(Goal) Reproduce all entries precisely, down to the last character.

(Exercise inputs)
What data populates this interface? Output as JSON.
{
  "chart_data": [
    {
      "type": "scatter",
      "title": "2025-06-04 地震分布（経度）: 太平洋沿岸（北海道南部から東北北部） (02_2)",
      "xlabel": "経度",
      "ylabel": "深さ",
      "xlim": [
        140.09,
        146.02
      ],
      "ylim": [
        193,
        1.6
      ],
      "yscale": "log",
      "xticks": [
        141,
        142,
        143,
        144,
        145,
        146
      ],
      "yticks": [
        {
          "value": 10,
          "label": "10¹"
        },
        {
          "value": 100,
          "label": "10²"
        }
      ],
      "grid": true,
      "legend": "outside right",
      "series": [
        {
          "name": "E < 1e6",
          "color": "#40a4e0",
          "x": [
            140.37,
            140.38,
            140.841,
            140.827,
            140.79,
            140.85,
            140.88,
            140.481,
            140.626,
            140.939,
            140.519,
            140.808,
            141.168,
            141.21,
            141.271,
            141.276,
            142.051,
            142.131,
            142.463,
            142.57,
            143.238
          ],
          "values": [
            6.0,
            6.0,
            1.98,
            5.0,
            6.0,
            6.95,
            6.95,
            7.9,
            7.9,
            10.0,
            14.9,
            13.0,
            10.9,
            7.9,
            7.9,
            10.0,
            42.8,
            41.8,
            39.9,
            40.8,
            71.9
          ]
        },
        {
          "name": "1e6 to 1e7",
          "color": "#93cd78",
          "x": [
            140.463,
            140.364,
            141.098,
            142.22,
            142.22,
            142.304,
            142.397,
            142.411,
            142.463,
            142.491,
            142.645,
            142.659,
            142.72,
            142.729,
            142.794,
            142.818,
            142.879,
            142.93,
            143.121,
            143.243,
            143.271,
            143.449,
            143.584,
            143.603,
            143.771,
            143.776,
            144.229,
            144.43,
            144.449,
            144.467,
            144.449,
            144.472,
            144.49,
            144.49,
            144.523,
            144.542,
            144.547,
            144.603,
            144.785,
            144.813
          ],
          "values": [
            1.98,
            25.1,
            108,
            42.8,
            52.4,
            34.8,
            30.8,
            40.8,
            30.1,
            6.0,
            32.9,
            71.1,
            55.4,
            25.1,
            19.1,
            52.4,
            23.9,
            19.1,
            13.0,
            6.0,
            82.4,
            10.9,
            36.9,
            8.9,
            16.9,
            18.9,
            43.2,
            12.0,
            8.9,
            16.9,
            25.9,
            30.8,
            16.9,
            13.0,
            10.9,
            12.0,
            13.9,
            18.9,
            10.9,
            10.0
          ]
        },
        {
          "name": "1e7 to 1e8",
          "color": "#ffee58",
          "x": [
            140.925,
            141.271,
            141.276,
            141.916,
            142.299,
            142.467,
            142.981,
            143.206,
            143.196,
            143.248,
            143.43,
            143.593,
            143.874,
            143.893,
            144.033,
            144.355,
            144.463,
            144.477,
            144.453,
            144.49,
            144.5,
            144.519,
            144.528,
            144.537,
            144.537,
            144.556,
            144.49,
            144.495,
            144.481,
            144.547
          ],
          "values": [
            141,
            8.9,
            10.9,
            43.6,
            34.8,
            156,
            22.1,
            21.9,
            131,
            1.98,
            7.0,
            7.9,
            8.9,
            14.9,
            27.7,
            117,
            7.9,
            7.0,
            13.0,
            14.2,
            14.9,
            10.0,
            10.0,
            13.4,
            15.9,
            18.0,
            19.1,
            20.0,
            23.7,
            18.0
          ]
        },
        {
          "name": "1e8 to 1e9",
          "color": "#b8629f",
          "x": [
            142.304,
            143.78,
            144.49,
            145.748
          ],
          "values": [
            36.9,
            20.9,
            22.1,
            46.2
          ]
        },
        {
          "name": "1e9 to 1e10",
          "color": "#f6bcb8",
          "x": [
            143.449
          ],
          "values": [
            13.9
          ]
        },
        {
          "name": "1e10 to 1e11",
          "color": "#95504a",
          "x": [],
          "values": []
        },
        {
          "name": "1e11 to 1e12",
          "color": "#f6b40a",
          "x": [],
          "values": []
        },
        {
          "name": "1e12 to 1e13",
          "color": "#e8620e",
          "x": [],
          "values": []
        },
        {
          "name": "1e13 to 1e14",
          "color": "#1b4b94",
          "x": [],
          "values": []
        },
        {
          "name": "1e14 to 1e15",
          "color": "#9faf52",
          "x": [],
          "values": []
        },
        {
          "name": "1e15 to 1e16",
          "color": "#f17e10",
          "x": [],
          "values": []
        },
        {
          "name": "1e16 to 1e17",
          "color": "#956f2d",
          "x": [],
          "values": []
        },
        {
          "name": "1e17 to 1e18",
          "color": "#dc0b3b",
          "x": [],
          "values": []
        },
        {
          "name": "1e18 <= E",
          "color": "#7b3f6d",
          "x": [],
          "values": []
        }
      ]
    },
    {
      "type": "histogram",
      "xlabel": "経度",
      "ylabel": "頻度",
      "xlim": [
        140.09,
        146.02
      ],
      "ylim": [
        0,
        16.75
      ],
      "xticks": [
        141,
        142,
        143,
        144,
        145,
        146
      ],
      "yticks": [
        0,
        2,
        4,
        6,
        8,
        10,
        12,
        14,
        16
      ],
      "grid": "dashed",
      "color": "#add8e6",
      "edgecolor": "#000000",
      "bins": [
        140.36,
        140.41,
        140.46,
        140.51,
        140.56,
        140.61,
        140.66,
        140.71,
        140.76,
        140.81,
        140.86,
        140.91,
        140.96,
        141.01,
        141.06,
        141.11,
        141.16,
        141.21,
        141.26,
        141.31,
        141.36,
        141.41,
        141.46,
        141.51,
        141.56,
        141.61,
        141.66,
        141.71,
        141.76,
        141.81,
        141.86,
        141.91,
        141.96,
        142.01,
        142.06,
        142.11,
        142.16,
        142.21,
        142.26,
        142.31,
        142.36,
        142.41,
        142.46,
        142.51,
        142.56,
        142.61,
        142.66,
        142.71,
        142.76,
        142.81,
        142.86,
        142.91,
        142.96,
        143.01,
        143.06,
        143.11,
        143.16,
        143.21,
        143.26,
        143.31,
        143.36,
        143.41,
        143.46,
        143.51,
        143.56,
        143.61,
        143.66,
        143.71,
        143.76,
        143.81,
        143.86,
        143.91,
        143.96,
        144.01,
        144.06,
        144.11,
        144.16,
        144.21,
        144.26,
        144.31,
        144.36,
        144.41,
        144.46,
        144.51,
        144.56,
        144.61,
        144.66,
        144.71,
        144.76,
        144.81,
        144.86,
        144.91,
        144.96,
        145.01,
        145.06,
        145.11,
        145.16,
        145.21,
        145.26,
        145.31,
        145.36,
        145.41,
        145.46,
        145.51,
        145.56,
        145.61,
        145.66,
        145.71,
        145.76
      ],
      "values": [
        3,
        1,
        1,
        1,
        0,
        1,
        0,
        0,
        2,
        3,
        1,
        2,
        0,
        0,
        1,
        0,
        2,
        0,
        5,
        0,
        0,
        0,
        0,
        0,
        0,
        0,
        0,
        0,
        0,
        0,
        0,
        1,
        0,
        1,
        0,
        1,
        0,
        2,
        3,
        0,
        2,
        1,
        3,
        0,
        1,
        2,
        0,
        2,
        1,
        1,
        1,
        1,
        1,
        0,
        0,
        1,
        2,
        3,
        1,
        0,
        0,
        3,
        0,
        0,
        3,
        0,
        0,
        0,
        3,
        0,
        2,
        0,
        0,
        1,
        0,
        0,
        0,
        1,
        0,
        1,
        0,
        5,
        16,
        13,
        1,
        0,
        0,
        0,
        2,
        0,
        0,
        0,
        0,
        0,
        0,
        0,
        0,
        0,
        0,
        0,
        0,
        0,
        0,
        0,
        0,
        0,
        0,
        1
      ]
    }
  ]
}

(Final result)
What data populates this interface? Output as JSON.
{
  "chart_data": [
    {
      "type": "scatter",
      "title": "2025-06-04 地震分布（経度）: 太平洋沿岸（北海道南部から東北北部） (02_2)",
      "xlabel": "経度",
      "ylabel": "深さ",
      "xlim": [
        140.09,
        146.02
      ],
      "ylim": [
        193,
        1.6
      ],
      "yscale": "log",
      "xticks": [
        141,
        142,
        143,
        144,
        145,
        146
      ],
      "yticks": [
        {
          "value": 10,
          "label": "10¹"
        },
        {
          "value": 100,
          "label": "10²"
        }
      ],
      "grid": true,
      "legend": "outside right",
      "series": [
        {
          "name": "E < 1e6",
          "color": "#40a4e0",
          "x": [
            140.37,
            140.38,
            140.841,
            140.827,
            140.79,
            140.85,
            140.88,
            140.481,
            140.626,
            140.939,
            140.519,
            140.808,
            141.168,
            141.21,
            141.271,
            141.276,
            142.051,
            142.131,
            142.463,
            142.57,
            143.238
          ],
          "values": [
            6.0,
            6.0,
            1.98,
            5.0,
            6.0,
            6.95,
            6.95,
            7.9,
            7.9,
            10.0,
            14.9,
            13.0,
            10.9,
            7.9,
            7.9,
            10.0,
            42.8,
            41.8,
            39.9,
            40.8,
            71.9
          ]
        },
        {
          "name": "1e6 to 1e7",
          "color": "#93cd78",
          "x": [
            140.463,
            140.364,
            141.098,
            142.22,
            142.22,
            142.304,
            142.397,
            142.411,
            142.463,
            142.491,
            142.645,
            142.659,
            142.72,
            142.729,
            142.794,
            142.818,
            142.879,
            142.93,
            143.121,
            143.243,
            143.271,
            143.449,
            143.584,
            143.603,
            143.771,
            143.776,
            144.229,
            144.43,
            144.449,
            144.467,
            144.449,
            144.472,
            144.49,
            144.49,
            144.523,
            144.542,
            144.547,
            144.603,
            144.785,
            144.813
          ],
          "values": [
            1.98,
            25.1,
            108,
            42.8,
            52.4,
            34.8,
            30.8,
            40.8,
            30.1,
            6.0,
            32.9,
            71.1,
            55.4,
            25.1,
            19.1,
            52.4,
            23.9,
            19.1,
            13.0,
            6.0,
            82.4,
            10.9,
            36.9,
            8.9,
            16.9,
            18.9,
            43.2,
            12.0,
            8.9,
            16.9,
            25.9,
            30.8,
            16.9,
            13.0,
            10.9,
            12.0,
            13.9,
            18.9,
            10.9,
            10.0
          ]
        },
        {
          "name": "1e7 to 1e8",
          "color": "#ffee58",
          "x": [
            140.925,
            141.271,
            141.276,
            141.916,
            142.299,
            142.467,
            142.981,
            143.206,
            143.196,
            143.248,
            143.43,
            143.593,
            143.874,
            143.893,
            144.033,
            144.355,
            144.463,
            144.477,
            144.453,
            144.49,
            144.5,
            144.519,
            144.528,
            144.537,
            144.537,
            144.556,
            144.49,
            144.495,
            144.481,
            144.547
          ],
          "values": [
            141,
            8.9,
            10.9,
            43.6,
            34.8,
            156,
            22.1,
            21.9,
            131,
            1.98,
            7.0,
            7.9,
            8.9,
            14.9,
            27.7,
            117,
            7.9,
            7.0,
            13.0,
            14.2,
            14.9,
            10.0,
            10.0,
            13.4,
            15.9,
            18.0,
            19.1,
            20.0,
            23.7,
            18.0
          ]
        },
        {
          "name": "1e8 to 1e9",
          "color": "#b8629f",
          "x": [
            142.304,
            143.78,
            144.49,
            145.748
          ],
          "values": [
            36.9,
            20.9,
            22.1,
            46.2
          ]
        },
        {
          "name": "1e9 to 1e10",
          "color": "#f6bcb8",
          "x": [
            143.449
          ],
          "values": [
            13.9
          ]
        },
        {
          "name": "1e10 to 1e11",
          "color": "#95504a",
          "x": [],
          "values": []
        },
        {
          "name": "1e11 to 1e12",
          "color": "#f6b40a",
          "x": [],
          "values": []
        },
        {
          "name": "1e12 to 1e13",
          "color": "#e8620e",
          "x": [],
          "values": []
        },
        {
          "name": "1e13 to 1e14",
          "color": "#1b4b94",
          "x": [],
          "values": []
        },
        {
          "name": "1e14 to 1e15",
          "color": "#9faf52",
          "x": [],
          "values": []
        },
        {
          "name": "1e15 to 1e16",
          "color": "#f17e10",
          "x": [],
          "values": []
        },
        {
          "name": "1e16 to 1e17",
          "color": "#956f2d",
          "x": [],
          "values": []
        },
        {
          "name": "1e17 to 1e18",
          "color": "#dc0b3b",
          "x": [],
          "values": []
        },
        {
          "name": "1e18 <= E",
          "color": "#7b3f6d",
          "x": [],
          "values": []
        }
      ]
    },
    {
      "type": "histogram",
      "xlabel": "経度",
      "ylabel": "頻度",
      "xlim": [
        140.09,
        146.02
      ],
      "ylim": [
        0,
        16.75
      ],
      "xticks": [
        141,
        142,
        143,
        144,
        145,
        146
      ],
      "yticks": [
        0,
        2,
        4,
        6,
        8,
        10,
        12,
        14,
        16
      ],
      "grid": "dashed",
      "color": "#add8e6",
      "edgecolor": "#000000",
      "bins": [
        140.36,
        140.41,
        140.46,
        140.51,
        140.56,
        140.61,
        140.66,
        140.71,
        140.76,
        140.81,
        140.86,
        140.91,
        140.96,
        141.01,
        141.06,
        141.11,
        141.16,
        141.21,
        141.26,
        141.31,
        141.36,
        141.41,
        141.46,
        141.51,
        141.56,
        141.61,
        141.66,
        141.71,
        141.76,
        141.81,
        141.86,
        141.91,
        141.96,
        142.01,
        142.06,
        142.11,
        142.16,
        142.21,
        142.26,
        142.31,
        142.36,
        142.41,
        142.46,
        142.51,
        142.56,
        142.61,
        142.66,
        142.71,
        142.76,
        142.81,
        142.86,
        142.91,
        142.96,
        143.01,
        143.06,
        143.11,
        143.16,
        143.21,
        143.26,
        143.31,
        143.36,
        143.41,
        143.46,
        143.51,
        143.56,
        143.61,
        143.66,
        143.71,
        143.76,
        143.81,
        143.86,
        143.91,
        143.96,
        144.01,
        144.06,
        144.11,
        144.16,
        144.21,
        144.26,
        144.31,
        144.36,
        144.41,
        144.46,
        144.51,
        144.56,
        144.61,
        144.66,
        144.71,
        144.76,
        144.81,
        144.86,
        144.91,
        144.96,
        145.01,
        145.06,
        145.11,
        145.16,
        145.21,
        145.26,
        145.31,
        145.36,
        145.41,
        145.46,
        145.51,
        145.56,
        145.61,
        145.66,
        145.71,
        145.76
      ],
      "values": [
        3,
        1,
        1,
        1,
        0,
        1,
        0,
        0,
        2,
        3,
        1,
        2,
        0,
        0,
        1,
        0,
        2,
        0,
        5,
        0,
        0,
        0,
        0,
        0,
        0,
        0,
        0,
        0,
        0,
        0,
        0,
        1,
        0,
        1,
        0,
        1,
        0,
        2,
        3,
        0,
        2,
        1,
        3,
        0,
        1,
        2,
        0,
        2,
        1,
        1,
        1,
        1,
        1,
        0,
        0,
        1,
        2,
        3,
        1,
        0,
        0,
        3,
        0,
        0,
        3,
        0,
        0,
        0,
        3,
        0,
        2,
        0,
        0,
        1,
        0,
        0,
        0,
        1,
        0,
        1,
        0,
        5,
        16,
        13,
        1,
        0,
        0,
        0,
        2,
        0,
        0,
        0,
        0,
        0,
        0,
        0,
        0,
        0,
        0,
        0,
        0,
        0,
        0,
        0,
        0,
        0,
        0,
        1
      ]
    }
  ]
}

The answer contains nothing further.